--- STORED ROWS ---

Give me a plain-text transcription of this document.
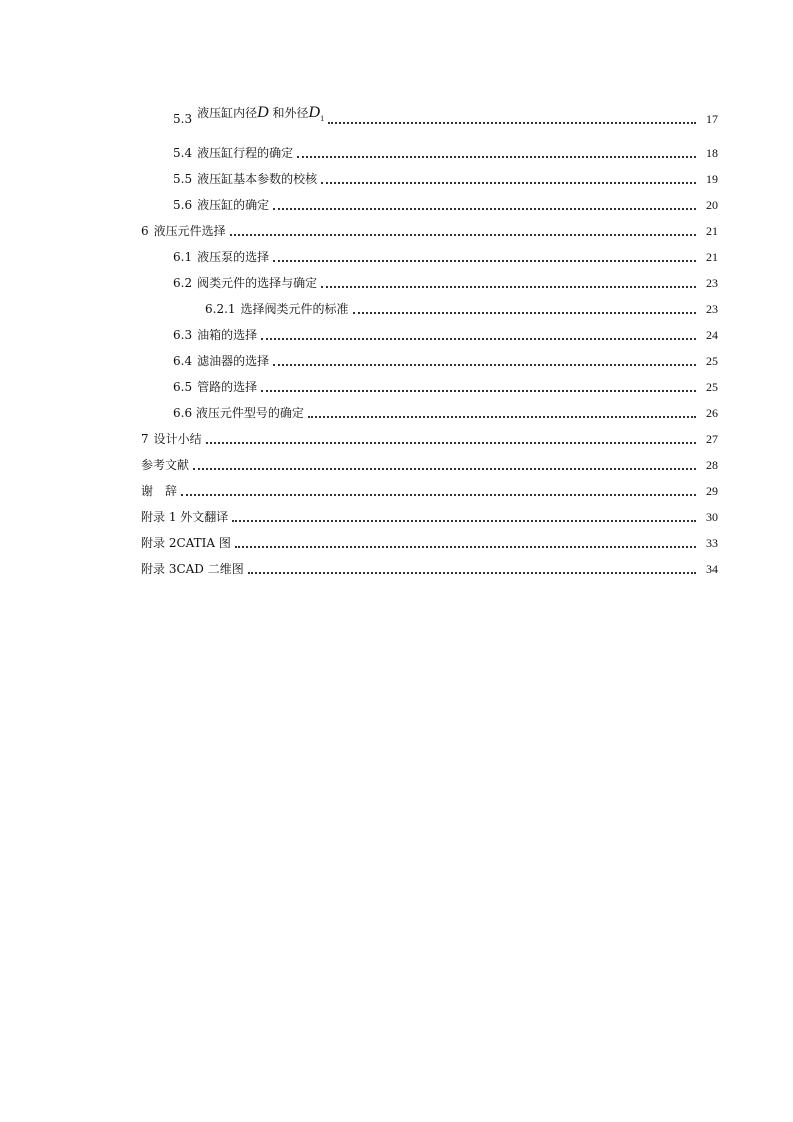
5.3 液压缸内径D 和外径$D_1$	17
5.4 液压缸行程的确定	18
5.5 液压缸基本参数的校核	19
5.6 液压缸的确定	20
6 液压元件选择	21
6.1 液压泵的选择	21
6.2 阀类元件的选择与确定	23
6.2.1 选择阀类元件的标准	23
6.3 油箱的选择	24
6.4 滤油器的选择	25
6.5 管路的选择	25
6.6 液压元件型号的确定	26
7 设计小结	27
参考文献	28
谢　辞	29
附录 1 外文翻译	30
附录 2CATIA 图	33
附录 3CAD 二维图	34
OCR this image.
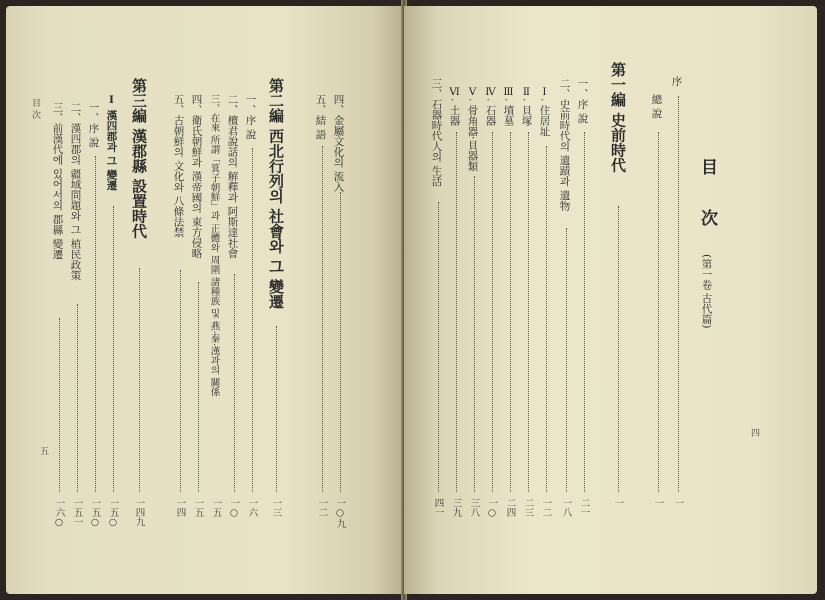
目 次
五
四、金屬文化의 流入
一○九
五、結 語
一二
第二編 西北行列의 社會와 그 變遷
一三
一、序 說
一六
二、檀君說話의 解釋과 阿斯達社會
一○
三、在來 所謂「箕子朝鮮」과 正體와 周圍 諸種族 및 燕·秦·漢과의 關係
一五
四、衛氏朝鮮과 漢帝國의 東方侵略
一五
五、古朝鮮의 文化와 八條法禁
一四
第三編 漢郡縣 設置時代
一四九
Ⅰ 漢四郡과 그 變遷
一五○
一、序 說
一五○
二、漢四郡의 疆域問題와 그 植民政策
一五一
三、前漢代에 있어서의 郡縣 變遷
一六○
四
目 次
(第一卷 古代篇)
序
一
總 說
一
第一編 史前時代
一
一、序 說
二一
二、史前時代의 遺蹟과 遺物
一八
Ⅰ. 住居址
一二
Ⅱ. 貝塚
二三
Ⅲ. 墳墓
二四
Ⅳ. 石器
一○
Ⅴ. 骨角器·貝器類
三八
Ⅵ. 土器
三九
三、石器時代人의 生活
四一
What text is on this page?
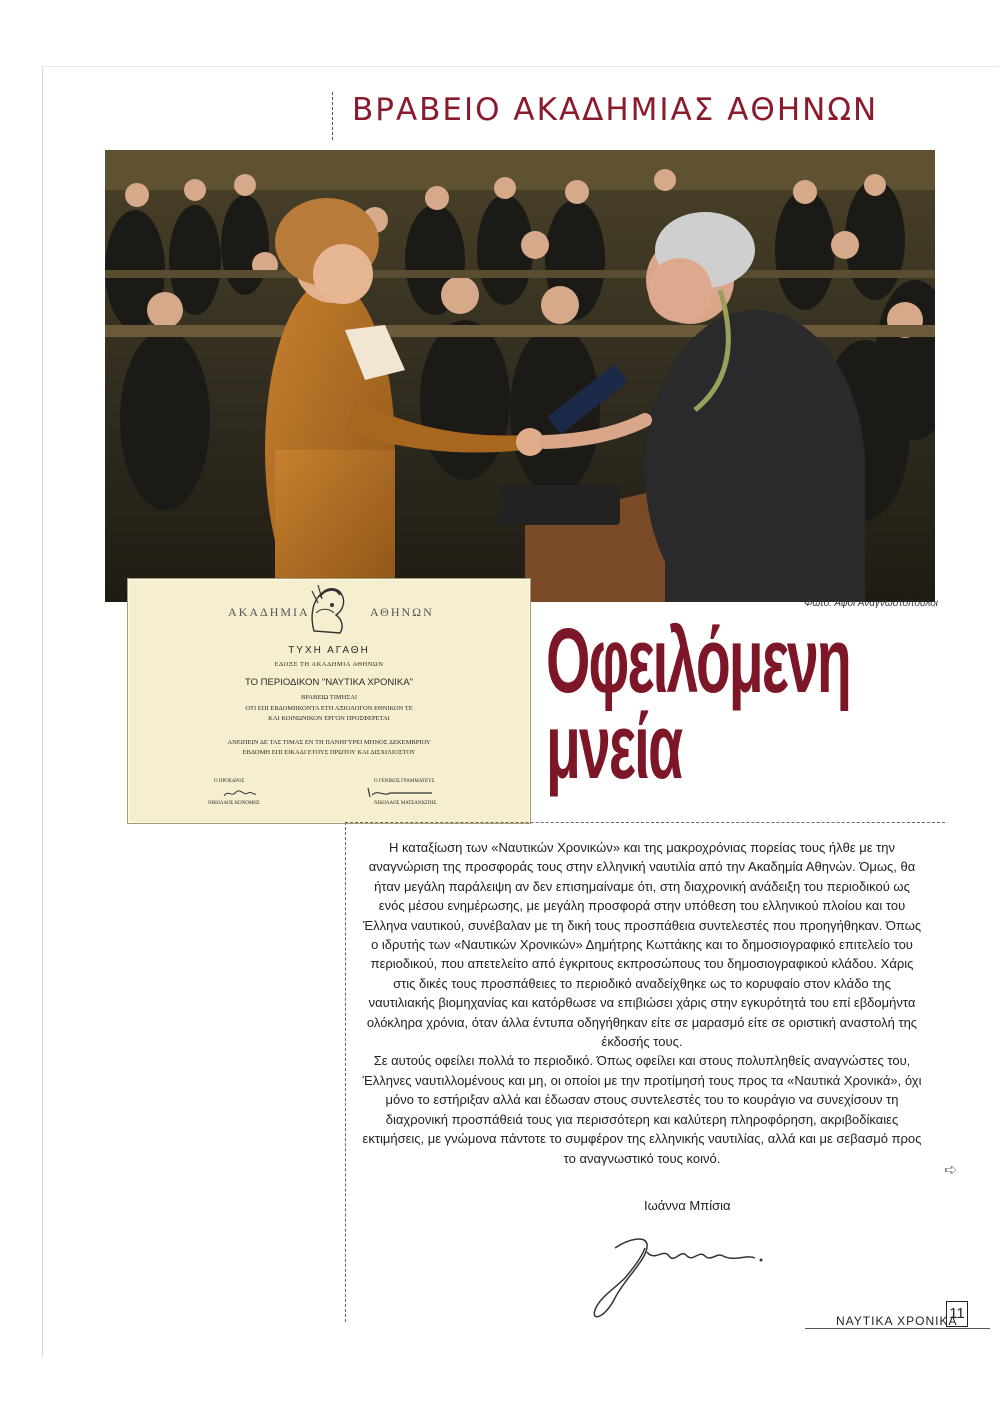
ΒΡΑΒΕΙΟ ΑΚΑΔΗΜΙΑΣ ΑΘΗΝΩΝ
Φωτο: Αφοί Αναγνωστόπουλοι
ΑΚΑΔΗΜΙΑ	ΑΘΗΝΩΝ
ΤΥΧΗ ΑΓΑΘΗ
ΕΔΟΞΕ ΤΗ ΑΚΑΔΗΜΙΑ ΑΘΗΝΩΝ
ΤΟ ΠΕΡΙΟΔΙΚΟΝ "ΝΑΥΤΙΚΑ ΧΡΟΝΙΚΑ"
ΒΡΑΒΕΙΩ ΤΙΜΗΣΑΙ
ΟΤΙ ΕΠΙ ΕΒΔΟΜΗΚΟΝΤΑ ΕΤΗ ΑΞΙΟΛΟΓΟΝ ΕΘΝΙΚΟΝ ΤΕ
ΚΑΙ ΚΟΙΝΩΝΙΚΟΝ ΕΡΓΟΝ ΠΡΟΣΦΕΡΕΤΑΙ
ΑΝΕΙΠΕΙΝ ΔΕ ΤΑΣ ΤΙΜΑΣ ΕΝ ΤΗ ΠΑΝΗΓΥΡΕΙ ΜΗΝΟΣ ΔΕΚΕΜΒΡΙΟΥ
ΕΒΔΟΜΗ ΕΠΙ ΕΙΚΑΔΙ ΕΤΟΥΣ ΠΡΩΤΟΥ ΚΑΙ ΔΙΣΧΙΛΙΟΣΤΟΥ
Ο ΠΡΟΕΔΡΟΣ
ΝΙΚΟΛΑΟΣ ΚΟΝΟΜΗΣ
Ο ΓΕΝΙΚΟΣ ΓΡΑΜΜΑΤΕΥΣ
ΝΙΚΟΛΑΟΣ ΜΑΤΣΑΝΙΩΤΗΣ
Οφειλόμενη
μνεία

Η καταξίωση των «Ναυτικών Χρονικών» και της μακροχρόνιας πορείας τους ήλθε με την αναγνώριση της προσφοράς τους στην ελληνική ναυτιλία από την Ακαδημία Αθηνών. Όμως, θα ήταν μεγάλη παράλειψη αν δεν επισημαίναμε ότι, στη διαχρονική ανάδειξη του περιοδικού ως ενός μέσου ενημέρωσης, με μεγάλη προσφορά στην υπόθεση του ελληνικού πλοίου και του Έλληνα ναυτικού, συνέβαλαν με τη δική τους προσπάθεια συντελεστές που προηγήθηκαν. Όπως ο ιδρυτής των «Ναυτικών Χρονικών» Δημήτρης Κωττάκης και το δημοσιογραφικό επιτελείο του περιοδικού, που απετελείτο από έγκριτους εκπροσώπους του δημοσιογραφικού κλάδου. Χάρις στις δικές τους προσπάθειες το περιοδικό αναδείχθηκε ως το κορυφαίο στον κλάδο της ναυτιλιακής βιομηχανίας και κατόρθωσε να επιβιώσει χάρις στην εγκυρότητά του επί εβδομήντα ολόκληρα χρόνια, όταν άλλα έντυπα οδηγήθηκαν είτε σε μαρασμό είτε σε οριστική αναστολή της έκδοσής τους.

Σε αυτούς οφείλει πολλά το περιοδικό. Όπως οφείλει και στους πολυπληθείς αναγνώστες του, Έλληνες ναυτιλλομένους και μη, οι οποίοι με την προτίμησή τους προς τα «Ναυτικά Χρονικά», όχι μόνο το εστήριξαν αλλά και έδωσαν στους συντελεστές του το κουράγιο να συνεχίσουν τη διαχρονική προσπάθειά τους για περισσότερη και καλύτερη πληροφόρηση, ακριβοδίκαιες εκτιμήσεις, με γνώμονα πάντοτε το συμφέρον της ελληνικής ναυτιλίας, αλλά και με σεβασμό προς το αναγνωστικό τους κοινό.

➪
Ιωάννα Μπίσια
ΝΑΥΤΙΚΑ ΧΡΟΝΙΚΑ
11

---
--- STORED ROWS ---

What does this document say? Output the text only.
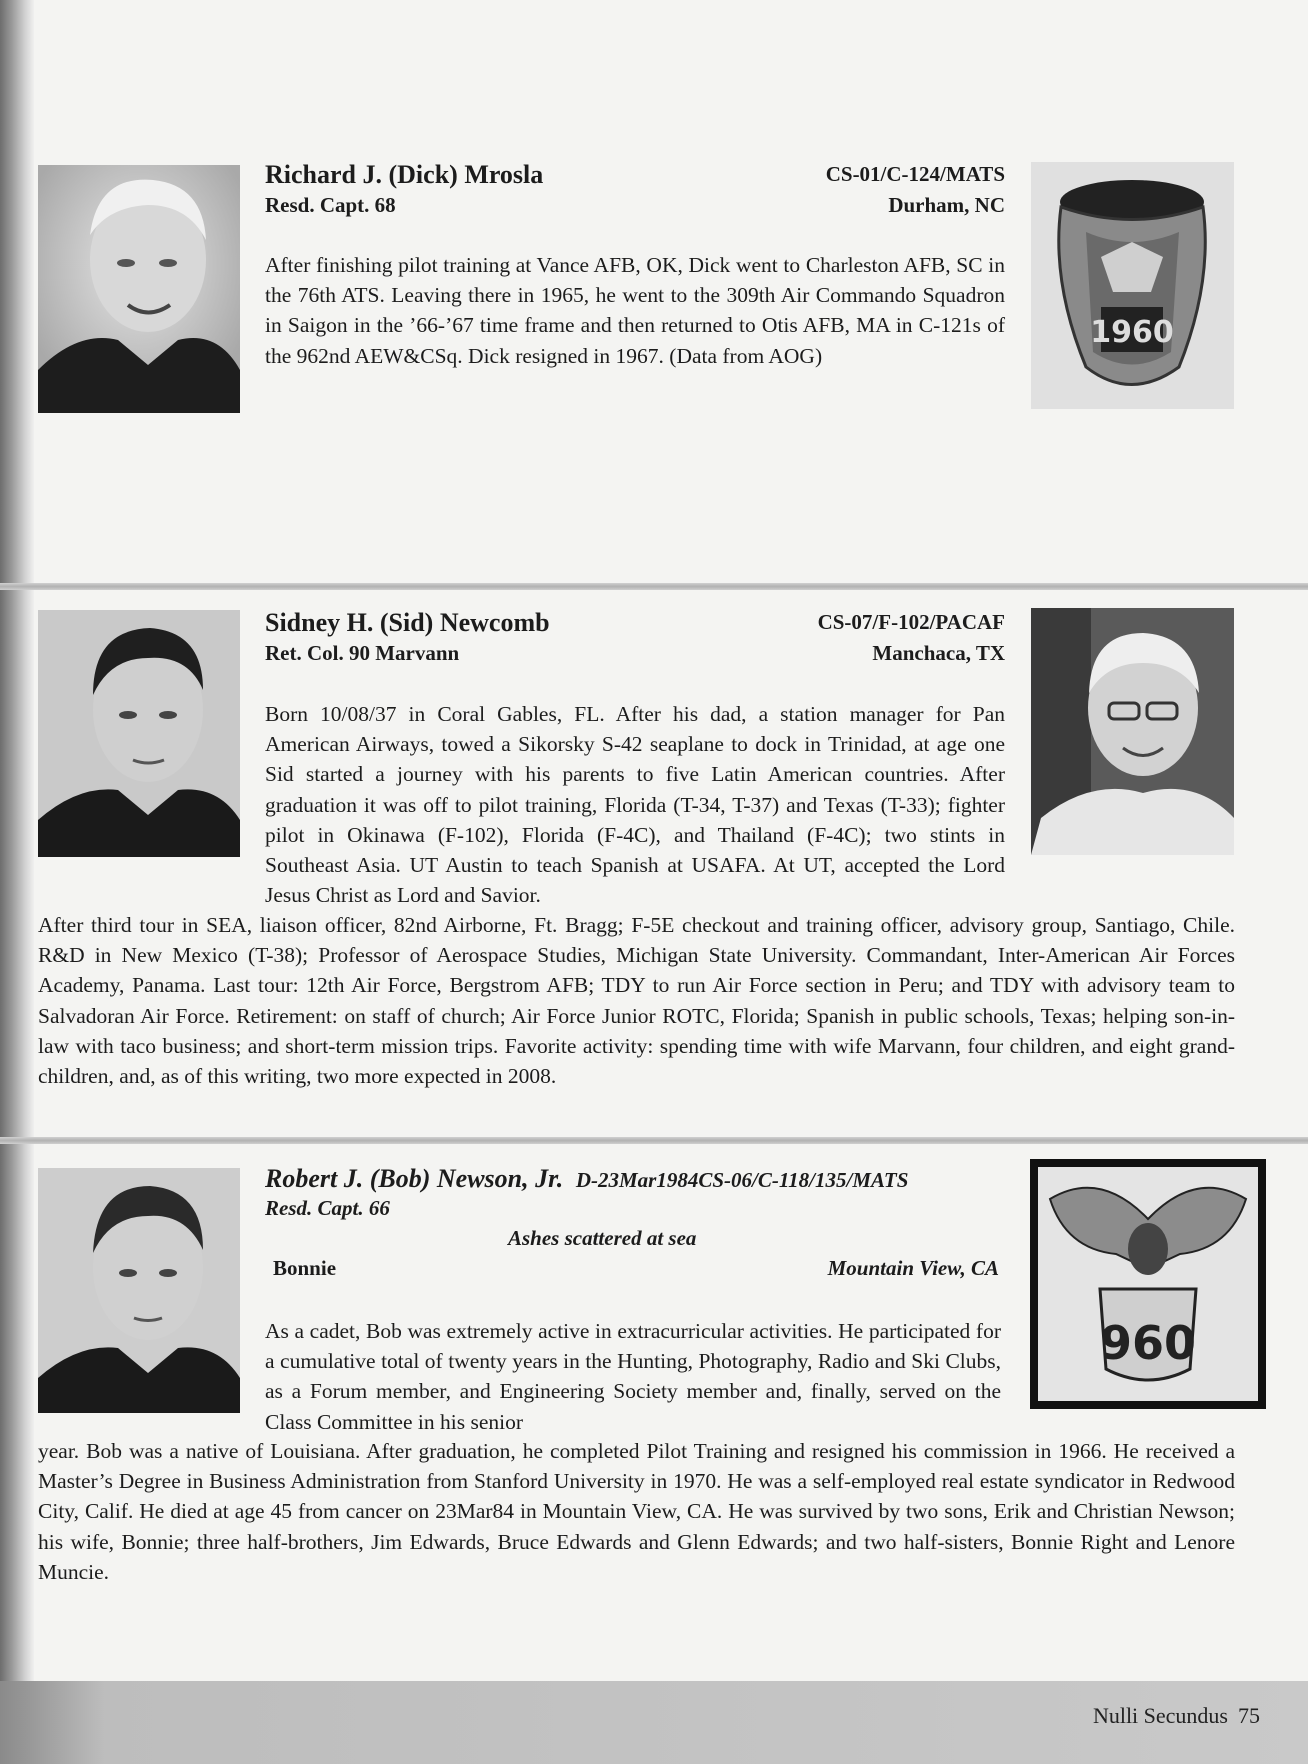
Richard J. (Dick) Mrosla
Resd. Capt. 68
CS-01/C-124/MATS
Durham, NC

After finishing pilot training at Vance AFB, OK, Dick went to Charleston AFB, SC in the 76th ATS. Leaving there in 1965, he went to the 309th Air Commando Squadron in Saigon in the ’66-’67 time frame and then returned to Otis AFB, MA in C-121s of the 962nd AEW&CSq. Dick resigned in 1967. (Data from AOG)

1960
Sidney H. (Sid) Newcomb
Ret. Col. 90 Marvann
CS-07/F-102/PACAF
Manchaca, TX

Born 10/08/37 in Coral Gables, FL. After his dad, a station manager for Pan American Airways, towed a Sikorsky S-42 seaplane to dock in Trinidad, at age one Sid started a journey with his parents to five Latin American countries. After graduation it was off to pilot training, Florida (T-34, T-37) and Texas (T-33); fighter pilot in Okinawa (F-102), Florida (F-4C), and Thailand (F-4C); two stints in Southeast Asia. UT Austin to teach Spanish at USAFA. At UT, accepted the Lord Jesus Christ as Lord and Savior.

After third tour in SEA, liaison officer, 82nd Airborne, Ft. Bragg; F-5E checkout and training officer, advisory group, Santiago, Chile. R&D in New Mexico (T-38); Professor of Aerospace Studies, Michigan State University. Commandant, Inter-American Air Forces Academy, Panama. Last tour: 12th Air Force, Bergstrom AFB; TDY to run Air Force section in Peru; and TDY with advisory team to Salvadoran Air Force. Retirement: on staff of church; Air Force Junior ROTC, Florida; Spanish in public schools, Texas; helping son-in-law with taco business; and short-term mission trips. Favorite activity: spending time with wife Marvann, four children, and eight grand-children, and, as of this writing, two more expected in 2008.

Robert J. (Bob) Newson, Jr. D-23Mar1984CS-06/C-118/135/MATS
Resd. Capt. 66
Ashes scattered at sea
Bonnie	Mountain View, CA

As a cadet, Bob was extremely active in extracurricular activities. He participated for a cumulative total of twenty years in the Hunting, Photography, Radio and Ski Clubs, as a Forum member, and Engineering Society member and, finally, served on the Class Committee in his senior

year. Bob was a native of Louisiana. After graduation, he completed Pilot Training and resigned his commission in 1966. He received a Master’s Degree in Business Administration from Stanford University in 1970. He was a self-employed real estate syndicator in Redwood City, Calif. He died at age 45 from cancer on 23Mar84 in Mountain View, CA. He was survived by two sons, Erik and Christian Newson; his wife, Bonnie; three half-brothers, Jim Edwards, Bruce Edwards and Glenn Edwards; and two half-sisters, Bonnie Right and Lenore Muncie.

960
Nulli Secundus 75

---

◆ PROMPT: Working from the listing above, pick out every line that has "Texas" and copy it.

◆ RIGHT ANSWER:
Born 10/08/37 in Coral Gables, FL. After his dad, a station manager for Pan American Airways, towed a Sikorsky S-42 seaplane to dock in Trinidad, at age one Sid started a journey with his parents to five Latin American countries. After graduation it was off to pilot training, Florida (T-34, T-37) and Texas (T-33); fighter pilot in Okinawa (F-102), Florida (F-4C), and Thailand (F-4C); two stints in Southeast Asia. UT Austin to teach Spanish at USAFA. At UT, accepted the Lord Jesus Christ as Lord and Savior.
After third tour in SEA, liaison officer, 82nd Airborne, Ft. Bragg; F-5E checkout and training officer, advisory group, Santiago, Chile. R&D in New Mexico (T-38); Professor of Aerospace Studies, Michigan State University. Commandant, Inter-American Air Forces Academy, Panama. Last tour: 12th Air Force, Bergstrom AFB; TDY to run Air Force section in Peru; and TDY with advisory team to Salvadoran Air Force. Retirement: on staff of church; Air Force Junior ROTC, Florida; Spanish in public schools, Texas; helping son-in-law with taco business; and short-term mission trips. Favorite activity: spending time with wife Marvann, four children, and eight grand-children, and, as of this writing, two more expected in 2008.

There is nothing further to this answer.